• EXERCISE
Please give the listing again, word for word, with nothing left out.

--- START PROVIDED ENTRIES ---

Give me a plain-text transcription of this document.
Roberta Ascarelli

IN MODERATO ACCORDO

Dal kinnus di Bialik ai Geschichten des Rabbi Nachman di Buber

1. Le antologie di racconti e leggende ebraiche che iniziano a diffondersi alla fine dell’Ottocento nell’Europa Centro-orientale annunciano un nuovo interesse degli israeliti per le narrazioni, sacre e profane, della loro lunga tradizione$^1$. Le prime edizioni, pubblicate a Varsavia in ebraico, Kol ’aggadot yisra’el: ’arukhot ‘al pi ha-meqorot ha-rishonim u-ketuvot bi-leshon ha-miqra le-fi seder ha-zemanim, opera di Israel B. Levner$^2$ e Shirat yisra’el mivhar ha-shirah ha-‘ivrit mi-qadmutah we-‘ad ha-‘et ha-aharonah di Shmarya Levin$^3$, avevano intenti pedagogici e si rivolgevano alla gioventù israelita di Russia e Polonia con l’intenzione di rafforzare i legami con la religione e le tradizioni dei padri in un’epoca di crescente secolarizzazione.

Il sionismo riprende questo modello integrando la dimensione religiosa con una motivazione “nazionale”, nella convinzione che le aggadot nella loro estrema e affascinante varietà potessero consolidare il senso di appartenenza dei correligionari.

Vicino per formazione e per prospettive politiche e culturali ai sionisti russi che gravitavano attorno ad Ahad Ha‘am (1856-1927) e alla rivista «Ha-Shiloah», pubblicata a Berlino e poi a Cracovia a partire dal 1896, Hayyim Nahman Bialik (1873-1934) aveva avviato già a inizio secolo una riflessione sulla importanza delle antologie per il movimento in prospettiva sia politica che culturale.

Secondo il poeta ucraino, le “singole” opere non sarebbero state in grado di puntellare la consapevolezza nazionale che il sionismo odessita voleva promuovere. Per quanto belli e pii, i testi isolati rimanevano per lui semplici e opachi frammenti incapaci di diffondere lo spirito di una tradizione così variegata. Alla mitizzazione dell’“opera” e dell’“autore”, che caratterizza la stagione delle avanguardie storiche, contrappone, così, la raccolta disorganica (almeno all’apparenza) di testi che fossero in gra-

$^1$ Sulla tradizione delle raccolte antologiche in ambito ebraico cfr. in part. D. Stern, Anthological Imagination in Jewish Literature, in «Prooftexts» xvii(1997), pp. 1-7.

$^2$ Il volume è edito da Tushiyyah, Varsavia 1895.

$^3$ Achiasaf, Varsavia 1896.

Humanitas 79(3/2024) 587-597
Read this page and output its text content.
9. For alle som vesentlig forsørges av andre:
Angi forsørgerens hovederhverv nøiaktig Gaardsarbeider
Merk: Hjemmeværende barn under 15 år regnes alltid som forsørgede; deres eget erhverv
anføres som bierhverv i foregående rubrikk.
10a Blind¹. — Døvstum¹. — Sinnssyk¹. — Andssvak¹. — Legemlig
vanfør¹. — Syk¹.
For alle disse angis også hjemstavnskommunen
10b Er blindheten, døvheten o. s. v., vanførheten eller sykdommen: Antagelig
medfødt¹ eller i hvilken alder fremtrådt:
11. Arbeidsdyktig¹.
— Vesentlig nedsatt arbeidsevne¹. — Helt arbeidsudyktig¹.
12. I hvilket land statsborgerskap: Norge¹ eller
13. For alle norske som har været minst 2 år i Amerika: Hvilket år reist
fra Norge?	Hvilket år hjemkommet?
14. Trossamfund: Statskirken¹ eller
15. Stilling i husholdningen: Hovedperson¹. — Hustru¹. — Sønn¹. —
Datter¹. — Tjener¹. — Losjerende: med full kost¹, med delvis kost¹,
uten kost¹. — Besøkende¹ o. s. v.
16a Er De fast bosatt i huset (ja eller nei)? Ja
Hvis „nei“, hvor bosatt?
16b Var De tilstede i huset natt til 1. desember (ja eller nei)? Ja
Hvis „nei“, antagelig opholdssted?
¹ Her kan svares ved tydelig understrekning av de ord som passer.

--- END PROVIDED ENTRIES ---

• REPLY TO THE EXERCISE
Give me a plain-text transcription of this document.
Roberta Ascarelli

IN MODERATO ACCORDO

Dal kinnus di Bialik ai Geschichten des Rabbi Nachman di Buber

1. Le antologie di racconti e leggende ebraiche che iniziano a diffondersi alla fine dell’Ottocento nell’Europa Centro-orientale annunciano un nuovo interesse degli israeliti per le narrazioni, sacre e profane, della loro lunga tradizione$^1$. Le prime edizioni, pubblicate a Varsavia in ebraico, Kol ’aggadot yisra’el: ’arukhot ‘al pi ha-meqorot ha-rishonim u-ketuvot bi-leshon ha-miqra le-fi seder ha-zemanim, opera di Israel B. Levner$^2$ e Shirat yisra’el mivhar ha-shirah ha-‘ivrit mi-qadmutah we-‘ad ha-‘et ha-aharonah di Shmarya Levin$^3$, avevano intenti pedagogici e si rivolgevano alla gioventù israelita di Russia e Polonia con l’intenzione di rafforzare i legami con la religione e le tradizioni dei padri in un’epoca di crescente secolarizzazione.

Il sionismo riprende questo modello integrando la dimensione religiosa con una motivazione “nazionale”, nella convinzione che le aggadot nella loro estrema e affascinante varietà potessero consolidare il senso di appartenenza dei correligionari.

Vicino per formazione e per prospettive politiche e culturali ai sionisti russi che gravitavano attorno ad Ahad Ha‘am (1856-1927) e alla rivista «Ha-Shiloah», pubblicata a Berlino e poi a Cracovia a partire dal 1896, Hayyim Nahman Bialik (1873-1934) aveva avviato già a inizio secolo una riflessione sulla importanza delle antologie per il movimento in prospettiva sia politica che culturale.

Secondo il poeta ucraino, le “singole” opere non sarebbero state in grado di puntellare la consapevolezza nazionale che il sionismo odessita voleva promuovere. Per quanto belli e pii, i testi isolati rimanevano per lui semplici e opachi frammenti incapaci di diffondere lo spirito di una tradizione così variegata. Alla mitizzazione dell’“opera” e dell’“autore”, che caratterizza la stagione delle avanguardie storiche, contrappone, così, la raccolta disorganica (almeno all’apparenza) di testi che fossero in gra-

$^1$ Sulla tradizione delle raccolte antologiche in ambito ebraico cfr. in part. D. Stern, Anthological Imagination in Jewish Literature, in «Prooftexts» xvii(1997), pp. 1-7.

$^2$ Il volume è edito da Tushiyyah, Varsavia 1895.

$^3$ Achiasaf, Varsavia 1896.

Humanitas 79(3/2024) 587-597
Read this page and output its text content.
9. For alle som vesentlig forsørges av andre:
Angi forsørgerens hovederhverv nøiaktig Gaardsarbeider
Merk: Hjemmeværende barn under 15 år regnes alltid som forsørgede; deres eget erhverv
anføres som bierhverv i foregående rubrikk.
10a Blind¹. — Døvstum¹. — Sinnssyk¹. — Andssvak¹. — Legemlig
vanfør¹. — Syk¹.
For alle disse angis også hjemstavnskommunen
10b Er blindheten, døvheten o. s. v., vanførheten eller sykdommen: Antagelig
medfødt¹ eller i hvilken alder fremtrådt:
11. Arbeidsdyktig¹.
— Vesentlig nedsatt arbeidsevne¹. — Helt arbeidsudyktig¹.
12. I hvilket land statsborgerskap: Norge¹ eller
13. For alle norske som har været minst 2 år i Amerika: Hvilket år reist
fra Norge?	Hvilket år hjemkommet?
14. Trossamfund: Statskirken¹ eller
15. Stilling i husholdningen: Hovedperson¹. — Hustru¹. — Sønn¹. —
Datter¹. — Tjener¹. — Losjerende: med full kost¹, med delvis kost¹,
uten kost¹. — Besøkende¹ o. s. v.
16a Er De fast bosatt i huset (ja eller nei)? Ja
Hvis „nei“, hvor bosatt?
16b Var De tilstede i huset natt til 1. desember (ja eller nei)? Ja
Hvis „nei“, antagelig opholdssted?
¹ Her kan svares ved tydelig understrekning av de ord som passer.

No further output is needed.